── DATA SECTION ──

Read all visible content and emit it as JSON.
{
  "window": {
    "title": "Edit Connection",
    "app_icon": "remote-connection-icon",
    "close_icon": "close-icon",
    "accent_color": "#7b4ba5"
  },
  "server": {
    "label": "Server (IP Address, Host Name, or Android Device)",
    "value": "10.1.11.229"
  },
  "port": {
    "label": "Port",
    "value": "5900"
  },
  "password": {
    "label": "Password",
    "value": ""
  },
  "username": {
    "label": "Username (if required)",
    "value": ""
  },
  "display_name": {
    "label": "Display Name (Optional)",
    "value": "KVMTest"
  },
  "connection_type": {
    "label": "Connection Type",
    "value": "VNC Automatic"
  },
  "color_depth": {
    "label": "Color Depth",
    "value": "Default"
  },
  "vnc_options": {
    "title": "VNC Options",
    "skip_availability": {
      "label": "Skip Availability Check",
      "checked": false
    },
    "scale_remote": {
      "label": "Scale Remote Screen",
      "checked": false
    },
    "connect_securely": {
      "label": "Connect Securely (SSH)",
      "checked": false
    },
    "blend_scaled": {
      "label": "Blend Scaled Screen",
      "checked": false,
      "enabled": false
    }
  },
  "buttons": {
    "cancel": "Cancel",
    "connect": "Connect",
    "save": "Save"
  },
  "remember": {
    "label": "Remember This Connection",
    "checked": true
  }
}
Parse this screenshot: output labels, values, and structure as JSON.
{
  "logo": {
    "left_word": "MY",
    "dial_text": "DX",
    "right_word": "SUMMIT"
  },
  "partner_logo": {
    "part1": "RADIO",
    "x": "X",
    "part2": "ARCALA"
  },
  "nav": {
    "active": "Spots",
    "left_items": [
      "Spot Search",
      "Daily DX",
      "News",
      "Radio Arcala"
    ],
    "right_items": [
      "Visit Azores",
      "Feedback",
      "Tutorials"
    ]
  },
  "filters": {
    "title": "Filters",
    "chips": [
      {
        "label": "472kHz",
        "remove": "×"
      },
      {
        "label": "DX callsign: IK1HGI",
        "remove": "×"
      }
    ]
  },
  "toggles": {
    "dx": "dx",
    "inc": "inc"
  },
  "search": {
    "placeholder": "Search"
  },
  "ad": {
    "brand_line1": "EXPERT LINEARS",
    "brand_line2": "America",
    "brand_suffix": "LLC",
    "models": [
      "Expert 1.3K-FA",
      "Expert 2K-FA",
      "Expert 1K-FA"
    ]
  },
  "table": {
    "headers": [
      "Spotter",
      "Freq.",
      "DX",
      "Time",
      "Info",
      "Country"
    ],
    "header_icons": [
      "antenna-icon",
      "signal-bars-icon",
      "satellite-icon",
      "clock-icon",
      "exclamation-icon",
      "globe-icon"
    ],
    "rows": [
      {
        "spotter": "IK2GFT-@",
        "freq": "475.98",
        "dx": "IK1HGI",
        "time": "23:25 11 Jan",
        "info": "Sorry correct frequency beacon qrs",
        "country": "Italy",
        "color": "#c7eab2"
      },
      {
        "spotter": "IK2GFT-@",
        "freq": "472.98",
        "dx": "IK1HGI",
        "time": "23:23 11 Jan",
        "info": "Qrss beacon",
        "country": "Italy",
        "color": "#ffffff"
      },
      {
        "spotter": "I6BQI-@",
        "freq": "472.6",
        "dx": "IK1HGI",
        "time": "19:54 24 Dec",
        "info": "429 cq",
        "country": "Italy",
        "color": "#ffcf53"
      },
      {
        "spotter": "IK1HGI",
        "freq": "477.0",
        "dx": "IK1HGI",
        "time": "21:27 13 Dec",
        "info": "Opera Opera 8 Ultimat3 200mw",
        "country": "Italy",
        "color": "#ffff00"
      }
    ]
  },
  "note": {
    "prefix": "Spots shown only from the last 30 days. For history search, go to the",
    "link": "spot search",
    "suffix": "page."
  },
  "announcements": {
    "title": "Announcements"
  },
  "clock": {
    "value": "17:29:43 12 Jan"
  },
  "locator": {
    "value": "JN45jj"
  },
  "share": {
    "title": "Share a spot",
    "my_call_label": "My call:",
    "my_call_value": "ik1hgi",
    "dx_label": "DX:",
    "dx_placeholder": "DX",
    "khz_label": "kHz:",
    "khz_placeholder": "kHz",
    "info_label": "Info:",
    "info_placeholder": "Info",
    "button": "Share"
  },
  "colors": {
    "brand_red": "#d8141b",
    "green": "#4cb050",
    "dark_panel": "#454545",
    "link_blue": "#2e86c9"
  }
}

───
── DATA SECTION ──

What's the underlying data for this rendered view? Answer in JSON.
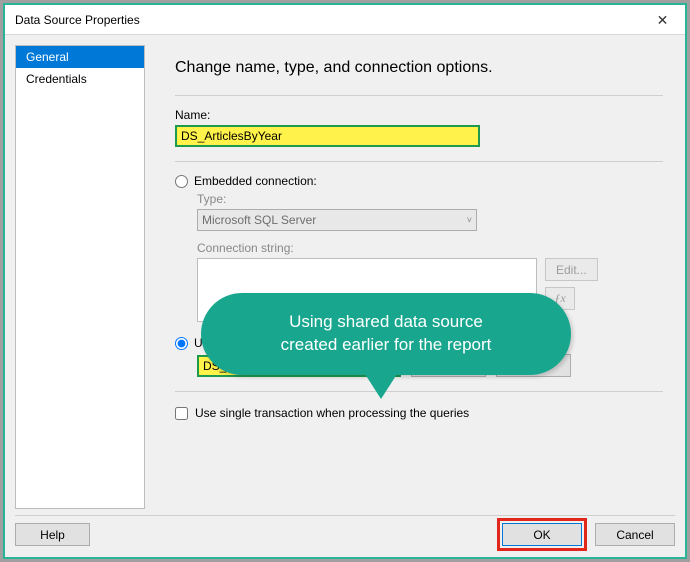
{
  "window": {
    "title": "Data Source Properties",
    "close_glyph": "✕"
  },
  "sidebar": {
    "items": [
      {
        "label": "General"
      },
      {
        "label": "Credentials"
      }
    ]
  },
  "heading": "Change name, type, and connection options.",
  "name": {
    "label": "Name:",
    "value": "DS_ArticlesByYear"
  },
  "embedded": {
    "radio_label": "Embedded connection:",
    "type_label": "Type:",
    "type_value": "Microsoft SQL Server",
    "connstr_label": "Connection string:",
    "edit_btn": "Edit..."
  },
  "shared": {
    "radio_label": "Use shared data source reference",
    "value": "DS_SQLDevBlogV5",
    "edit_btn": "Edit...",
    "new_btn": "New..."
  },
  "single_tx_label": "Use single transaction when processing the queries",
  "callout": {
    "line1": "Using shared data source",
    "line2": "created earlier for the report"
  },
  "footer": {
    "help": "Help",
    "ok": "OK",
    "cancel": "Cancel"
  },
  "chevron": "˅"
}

───
── DATA SECTION ──

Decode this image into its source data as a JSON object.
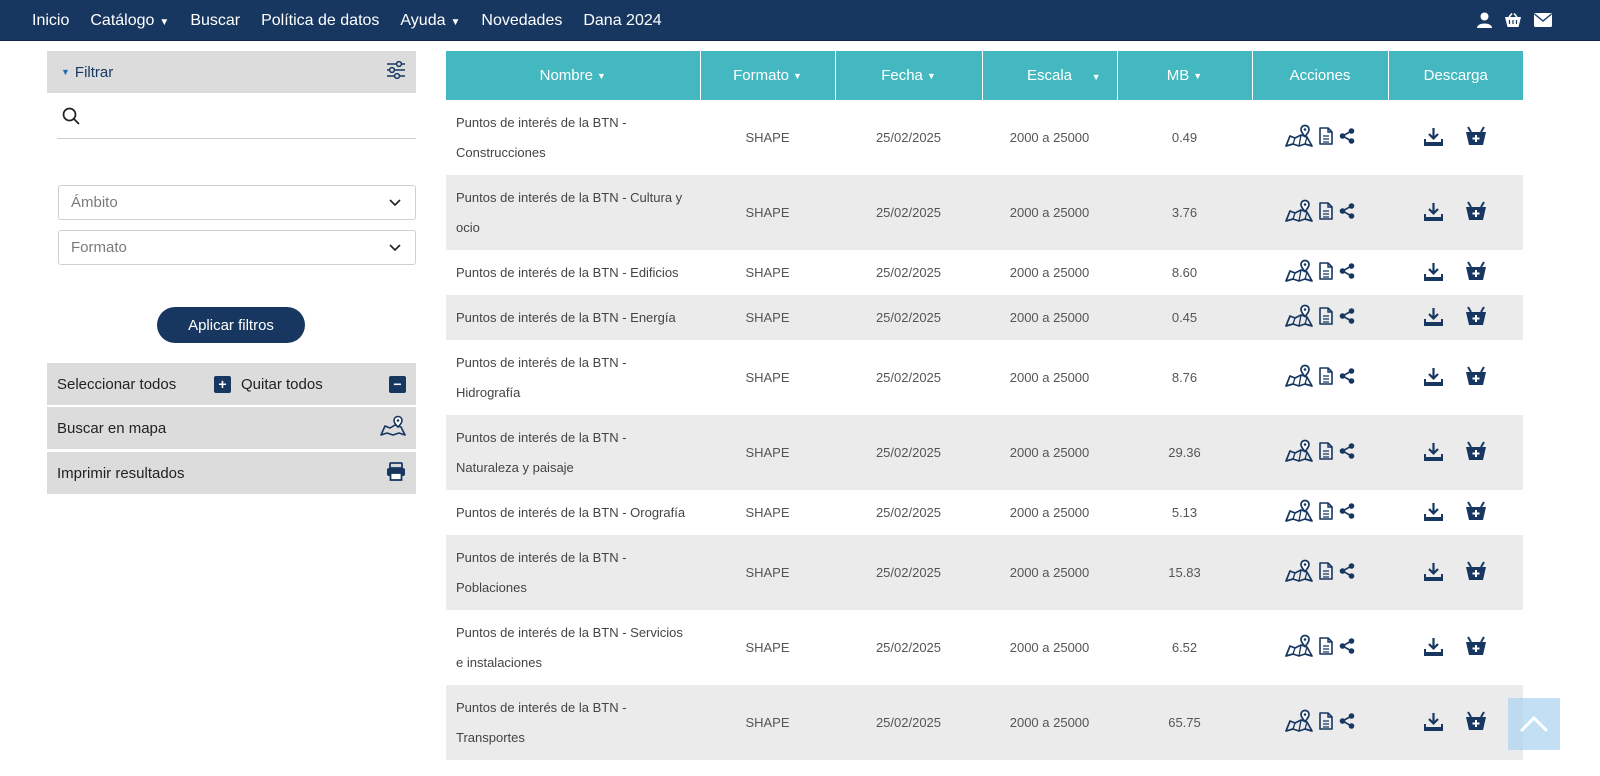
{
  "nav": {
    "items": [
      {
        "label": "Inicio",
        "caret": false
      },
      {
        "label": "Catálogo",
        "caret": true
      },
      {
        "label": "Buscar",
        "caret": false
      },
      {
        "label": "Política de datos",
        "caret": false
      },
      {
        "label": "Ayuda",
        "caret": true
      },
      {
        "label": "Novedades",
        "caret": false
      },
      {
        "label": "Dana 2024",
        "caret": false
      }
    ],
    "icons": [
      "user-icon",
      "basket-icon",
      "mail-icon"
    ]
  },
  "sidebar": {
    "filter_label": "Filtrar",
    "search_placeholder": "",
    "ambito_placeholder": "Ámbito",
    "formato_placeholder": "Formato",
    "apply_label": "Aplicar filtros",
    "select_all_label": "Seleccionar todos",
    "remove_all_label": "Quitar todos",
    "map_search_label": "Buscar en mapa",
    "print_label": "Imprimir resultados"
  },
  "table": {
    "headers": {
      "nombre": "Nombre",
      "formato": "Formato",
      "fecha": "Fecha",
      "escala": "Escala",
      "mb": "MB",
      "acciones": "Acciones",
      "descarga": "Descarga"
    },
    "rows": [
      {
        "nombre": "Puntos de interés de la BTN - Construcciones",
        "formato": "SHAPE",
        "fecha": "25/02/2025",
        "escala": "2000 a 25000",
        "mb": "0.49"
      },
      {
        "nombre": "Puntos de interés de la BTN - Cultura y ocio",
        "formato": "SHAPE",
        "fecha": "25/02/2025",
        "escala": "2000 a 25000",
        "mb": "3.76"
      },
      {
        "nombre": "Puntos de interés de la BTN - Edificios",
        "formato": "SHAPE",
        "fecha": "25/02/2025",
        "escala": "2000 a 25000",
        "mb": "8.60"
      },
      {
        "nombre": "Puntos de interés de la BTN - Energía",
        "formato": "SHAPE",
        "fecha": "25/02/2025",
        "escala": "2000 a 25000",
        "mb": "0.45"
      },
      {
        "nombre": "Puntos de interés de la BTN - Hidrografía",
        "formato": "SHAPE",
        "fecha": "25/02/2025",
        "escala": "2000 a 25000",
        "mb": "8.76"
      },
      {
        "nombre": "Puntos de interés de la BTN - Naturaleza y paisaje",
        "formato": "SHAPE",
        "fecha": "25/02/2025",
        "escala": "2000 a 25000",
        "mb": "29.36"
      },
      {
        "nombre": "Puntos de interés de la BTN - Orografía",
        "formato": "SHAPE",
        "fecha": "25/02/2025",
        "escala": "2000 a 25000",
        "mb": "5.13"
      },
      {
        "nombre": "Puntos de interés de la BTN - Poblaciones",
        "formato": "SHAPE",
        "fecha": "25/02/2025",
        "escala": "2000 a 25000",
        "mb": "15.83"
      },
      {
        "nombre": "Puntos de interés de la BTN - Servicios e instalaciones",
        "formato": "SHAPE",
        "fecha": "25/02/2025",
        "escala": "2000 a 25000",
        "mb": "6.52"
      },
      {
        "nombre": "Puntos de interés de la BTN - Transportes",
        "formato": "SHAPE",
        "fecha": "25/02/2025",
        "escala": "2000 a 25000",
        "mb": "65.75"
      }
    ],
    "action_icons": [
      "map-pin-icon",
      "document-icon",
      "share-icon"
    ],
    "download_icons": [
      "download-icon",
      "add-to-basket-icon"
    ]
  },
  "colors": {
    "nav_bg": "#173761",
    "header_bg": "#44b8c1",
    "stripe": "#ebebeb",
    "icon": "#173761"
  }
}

───

> [THE TASK]: In the records, locate each line holding the string "title" and copy it.

> [EXERCISE RESPONSE]:
    "title": "Edit Connection",
    "title": "VNC Options",
    "title": "Filters",
    "title": "Announcements"
    "title": "Share a spot",
    "title": "Data Source Properties",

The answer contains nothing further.